[Passage for review Boundary: Start]
The coroner asked Bridget if she ever saw a revolver in the house and she told him three or four years earlier, while her father was on an excursion, she burst open a drawer in the outhouse and saw it. He also had at one time a double-barrel shotgun. He threatened them several times.

Bridget said people used to say her father was mad, but she could not see anything wrong with him.

The next witness, John, 17, stated he was in bed when his father came home. He shared his bed with his little brother Paul and his father had also been sleeping with them of late. When William came home that night, John was reading in bed and his brother was asleep next to him. His father put the light out and went downstairs.

John fell asleep only to be woken by the sound of three gunshots. He got up and saw smoke coming from his mother’s bedroom. His father was coming up the stairs with a revolver in his hand, passed John without comment, and went in and shot Paul as he slept.

“He went to the next bedroom and shot Lizzie,” added John. “She was screeching and roaring that she was shot, and I said to my father ‘Shoot her and put her out of pain’.” He said: ‘No, she will die in a few minutes’.” John’s father told him to go to bed and get some sleep, then brought up a letter, telling him “not to give it to anyone but my aunt”.

The envelope, produced in court, contained a note stating ‘A brother’s request to a sister’ along with three receipts in connection with burials of members of his family in St Joseph’s Cemetery.

John went into heart-breaking detail about how he had helped saved Lizzie. His father went into her room and said he was going to shoot her again, but her pleading seemed to have an effect and William hesitated; John pleaded with his father not to shoot Lizzie, he agreed and left the room.

John said his parents did not get on and confirmed his father had a revolver.

William’s sister, Mrs Rose Cahill, was the final witness and said she did not think he was right in his mind for some time. “He used to talk at random, and one could not rightly understand what he was saying.” She did not know him to utter threats to his family, but on Sunday night he told her he was going away to France. She believed he would as he and his wife were living unhappily for a number of years.

Coroner William Murphy called it “an appalling tragedy that had struck consternation into the hearts of the community where they were unaccustomed to such occurrences”. He was nearly 30 years a coroner, “and never remembered such an appalling calamity”.

The funerals took place amid heart-breaking scenes. The eldest child, Kate, went against her father’s last wishes and interred her mother and siblings in her husband’s Lingwood family plot in St Joseph’s cemetery on Tory Top Road. The large crowd were testament to the high regard in which Abina was held.

The next day, in a much quieter ceremony, William was interred in the cemetery a few hundred yards from his wife and children. None of the surviving children attended.
[Passage for review Boundary: End]
* **Exercise 1**: Name every witness whose evidence the inquest account reports.
* **Exercise 2**:
Answer these from the inquest account:
(a) How old was John?
(b) Where did William tell his sister he was going?
(c) For how long had Coroner William Murphy been a coroner?
The data that follow have nothing to do with the inquest account.
[Extracted information Boundary: Start]
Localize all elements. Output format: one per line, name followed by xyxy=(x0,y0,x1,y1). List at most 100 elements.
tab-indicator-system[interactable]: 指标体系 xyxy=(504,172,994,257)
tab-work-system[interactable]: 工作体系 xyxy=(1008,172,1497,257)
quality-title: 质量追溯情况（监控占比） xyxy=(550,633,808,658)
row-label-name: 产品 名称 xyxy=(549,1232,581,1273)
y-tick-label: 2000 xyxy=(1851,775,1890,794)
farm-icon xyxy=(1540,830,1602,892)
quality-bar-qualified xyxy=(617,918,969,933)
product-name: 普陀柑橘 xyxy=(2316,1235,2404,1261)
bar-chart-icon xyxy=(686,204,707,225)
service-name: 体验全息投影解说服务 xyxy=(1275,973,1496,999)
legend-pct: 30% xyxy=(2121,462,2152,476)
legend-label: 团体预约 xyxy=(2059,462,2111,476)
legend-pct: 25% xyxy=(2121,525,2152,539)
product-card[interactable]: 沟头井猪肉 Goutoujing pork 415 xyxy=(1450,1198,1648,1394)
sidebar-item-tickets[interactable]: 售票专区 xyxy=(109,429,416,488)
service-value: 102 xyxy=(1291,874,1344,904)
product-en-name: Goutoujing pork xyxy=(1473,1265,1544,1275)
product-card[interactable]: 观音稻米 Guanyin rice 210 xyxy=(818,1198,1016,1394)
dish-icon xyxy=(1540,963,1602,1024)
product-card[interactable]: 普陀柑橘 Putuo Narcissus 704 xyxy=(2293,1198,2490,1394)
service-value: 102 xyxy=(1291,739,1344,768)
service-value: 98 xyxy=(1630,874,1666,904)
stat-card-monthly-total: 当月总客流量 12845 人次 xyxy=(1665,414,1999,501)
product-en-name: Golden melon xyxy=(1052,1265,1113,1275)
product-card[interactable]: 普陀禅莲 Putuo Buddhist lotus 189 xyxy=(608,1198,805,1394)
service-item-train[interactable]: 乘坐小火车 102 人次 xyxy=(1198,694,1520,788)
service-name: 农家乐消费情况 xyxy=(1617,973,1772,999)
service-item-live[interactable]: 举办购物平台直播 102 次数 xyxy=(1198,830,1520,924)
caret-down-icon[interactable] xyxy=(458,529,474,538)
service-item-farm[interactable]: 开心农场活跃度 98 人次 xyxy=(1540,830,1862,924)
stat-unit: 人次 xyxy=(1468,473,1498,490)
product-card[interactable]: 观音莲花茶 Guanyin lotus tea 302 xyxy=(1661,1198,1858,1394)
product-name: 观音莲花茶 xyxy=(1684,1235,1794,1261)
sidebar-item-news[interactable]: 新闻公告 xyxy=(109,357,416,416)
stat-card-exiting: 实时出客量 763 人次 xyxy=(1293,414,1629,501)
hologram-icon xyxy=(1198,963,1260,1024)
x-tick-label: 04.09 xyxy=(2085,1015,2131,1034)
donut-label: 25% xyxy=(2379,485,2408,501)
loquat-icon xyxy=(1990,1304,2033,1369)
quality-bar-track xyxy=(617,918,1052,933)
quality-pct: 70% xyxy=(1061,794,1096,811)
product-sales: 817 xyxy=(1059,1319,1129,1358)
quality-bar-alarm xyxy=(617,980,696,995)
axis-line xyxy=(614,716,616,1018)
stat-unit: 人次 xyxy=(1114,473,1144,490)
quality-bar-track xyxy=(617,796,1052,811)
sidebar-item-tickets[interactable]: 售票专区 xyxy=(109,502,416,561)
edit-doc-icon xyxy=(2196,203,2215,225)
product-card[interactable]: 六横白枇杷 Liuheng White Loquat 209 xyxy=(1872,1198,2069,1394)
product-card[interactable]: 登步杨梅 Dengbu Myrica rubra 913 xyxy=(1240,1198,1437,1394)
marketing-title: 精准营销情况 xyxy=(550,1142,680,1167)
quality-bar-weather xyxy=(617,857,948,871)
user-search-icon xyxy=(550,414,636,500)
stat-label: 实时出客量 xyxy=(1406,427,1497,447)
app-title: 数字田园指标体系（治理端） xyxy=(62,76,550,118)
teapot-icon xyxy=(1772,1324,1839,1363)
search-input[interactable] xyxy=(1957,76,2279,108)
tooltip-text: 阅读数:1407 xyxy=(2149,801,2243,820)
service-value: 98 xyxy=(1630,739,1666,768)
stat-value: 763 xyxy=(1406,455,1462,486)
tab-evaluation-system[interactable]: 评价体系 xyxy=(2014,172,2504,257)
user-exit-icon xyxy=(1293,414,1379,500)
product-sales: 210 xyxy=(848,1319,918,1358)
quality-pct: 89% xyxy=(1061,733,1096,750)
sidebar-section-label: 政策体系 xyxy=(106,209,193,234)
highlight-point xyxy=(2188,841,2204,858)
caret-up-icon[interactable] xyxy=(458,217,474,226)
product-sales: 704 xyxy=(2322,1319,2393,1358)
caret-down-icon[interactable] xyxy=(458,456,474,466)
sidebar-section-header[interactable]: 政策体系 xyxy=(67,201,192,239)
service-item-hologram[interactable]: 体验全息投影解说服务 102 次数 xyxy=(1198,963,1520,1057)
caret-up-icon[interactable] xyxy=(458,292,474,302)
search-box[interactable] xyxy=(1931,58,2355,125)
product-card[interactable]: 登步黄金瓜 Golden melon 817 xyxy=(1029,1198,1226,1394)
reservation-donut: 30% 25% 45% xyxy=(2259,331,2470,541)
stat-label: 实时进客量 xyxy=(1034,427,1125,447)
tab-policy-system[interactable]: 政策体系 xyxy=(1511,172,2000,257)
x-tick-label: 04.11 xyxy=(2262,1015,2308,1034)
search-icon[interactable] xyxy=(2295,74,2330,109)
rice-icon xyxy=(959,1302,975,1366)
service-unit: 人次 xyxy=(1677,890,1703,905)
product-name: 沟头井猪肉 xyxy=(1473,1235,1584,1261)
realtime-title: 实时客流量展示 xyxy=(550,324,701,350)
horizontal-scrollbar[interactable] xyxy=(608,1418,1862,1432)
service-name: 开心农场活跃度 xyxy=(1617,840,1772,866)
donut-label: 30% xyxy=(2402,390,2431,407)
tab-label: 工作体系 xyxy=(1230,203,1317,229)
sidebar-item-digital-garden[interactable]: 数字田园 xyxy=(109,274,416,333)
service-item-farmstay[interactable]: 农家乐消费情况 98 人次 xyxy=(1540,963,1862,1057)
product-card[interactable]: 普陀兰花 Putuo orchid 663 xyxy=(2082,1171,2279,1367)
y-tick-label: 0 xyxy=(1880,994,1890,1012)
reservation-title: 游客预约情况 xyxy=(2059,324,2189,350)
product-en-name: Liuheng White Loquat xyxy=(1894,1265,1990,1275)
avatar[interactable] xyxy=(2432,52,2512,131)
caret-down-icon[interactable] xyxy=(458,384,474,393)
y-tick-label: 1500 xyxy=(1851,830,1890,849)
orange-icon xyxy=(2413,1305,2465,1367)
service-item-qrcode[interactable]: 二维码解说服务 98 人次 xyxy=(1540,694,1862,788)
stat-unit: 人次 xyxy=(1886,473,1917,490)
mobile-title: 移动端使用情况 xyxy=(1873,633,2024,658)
[Extracted information Boundary: End]
* **Output 1**: Bridget, John, Mrs Rose Cahill

* **Output 2**:
(a) 17
(b) France
(c) Nearly 30 years